— begin Records for the exercise —

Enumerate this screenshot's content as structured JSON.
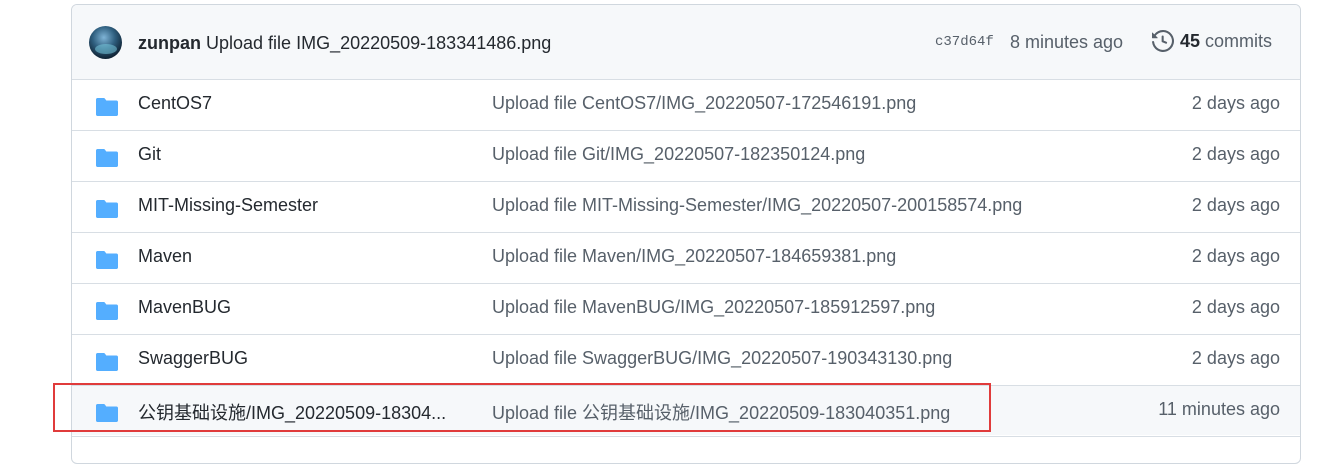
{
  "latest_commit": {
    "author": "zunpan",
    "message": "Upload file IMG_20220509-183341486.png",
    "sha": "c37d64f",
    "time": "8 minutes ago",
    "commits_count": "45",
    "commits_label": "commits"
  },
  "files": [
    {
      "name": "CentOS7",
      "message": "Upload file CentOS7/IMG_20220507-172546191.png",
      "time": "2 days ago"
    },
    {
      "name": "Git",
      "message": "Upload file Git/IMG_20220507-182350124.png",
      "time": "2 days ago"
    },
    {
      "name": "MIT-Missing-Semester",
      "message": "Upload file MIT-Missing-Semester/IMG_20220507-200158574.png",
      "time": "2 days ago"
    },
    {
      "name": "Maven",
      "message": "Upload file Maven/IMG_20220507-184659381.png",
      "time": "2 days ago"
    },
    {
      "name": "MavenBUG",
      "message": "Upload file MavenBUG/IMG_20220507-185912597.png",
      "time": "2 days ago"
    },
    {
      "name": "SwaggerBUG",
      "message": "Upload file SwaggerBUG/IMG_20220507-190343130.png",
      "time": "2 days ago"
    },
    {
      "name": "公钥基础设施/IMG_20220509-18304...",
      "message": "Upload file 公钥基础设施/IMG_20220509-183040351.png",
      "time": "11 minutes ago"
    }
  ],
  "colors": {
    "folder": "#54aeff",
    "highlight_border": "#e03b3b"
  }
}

— end Records for the exercise —

Do this: Transcribe every entry word for word, but skip the pictures.

Completed exercise:
Enumerate this screenshot's content as structured JSON.
{
  "latest_commit": {
    "author": "zunpan",
    "message": "Upload file IMG_20220509-183341486.png",
    "sha": "c37d64f",
    "time": "8 minutes ago",
    "commits_count": "45",
    "commits_label": "commits"
  },
  "files": [
    {
      "name": "CentOS7",
      "message": "Upload file CentOS7/IMG_20220507-172546191.png",
      "time": "2 days ago"
    },
    {
      "name": "Git",
      "message": "Upload file Git/IMG_20220507-182350124.png",
      "time": "2 days ago"
    },
    {
      "name": "MIT-Missing-Semester",
      "message": "Upload file MIT-Missing-Semester/IMG_20220507-200158574.png",
      "time": "2 days ago"
    },
    {
      "name": "Maven",
      "message": "Upload file Maven/IMG_20220507-184659381.png",
      "time": "2 days ago"
    },
    {
      "name": "MavenBUG",
      "message": "Upload file MavenBUG/IMG_20220507-185912597.png",
      "time": "2 days ago"
    },
    {
      "name": "SwaggerBUG",
      "message": "Upload file SwaggerBUG/IMG_20220507-190343130.png",
      "time": "2 days ago"
    },
    {
      "name": "公钥基础设施/IMG_20220509-18304...",
      "message": "Upload file 公钥基础设施/IMG_20220509-183040351.png",
      "time": "11 minutes ago"
    }
  ],
  "colors": {
    "folder": "#54aeff",
    "highlight_border": "#e03b3b"
  }
}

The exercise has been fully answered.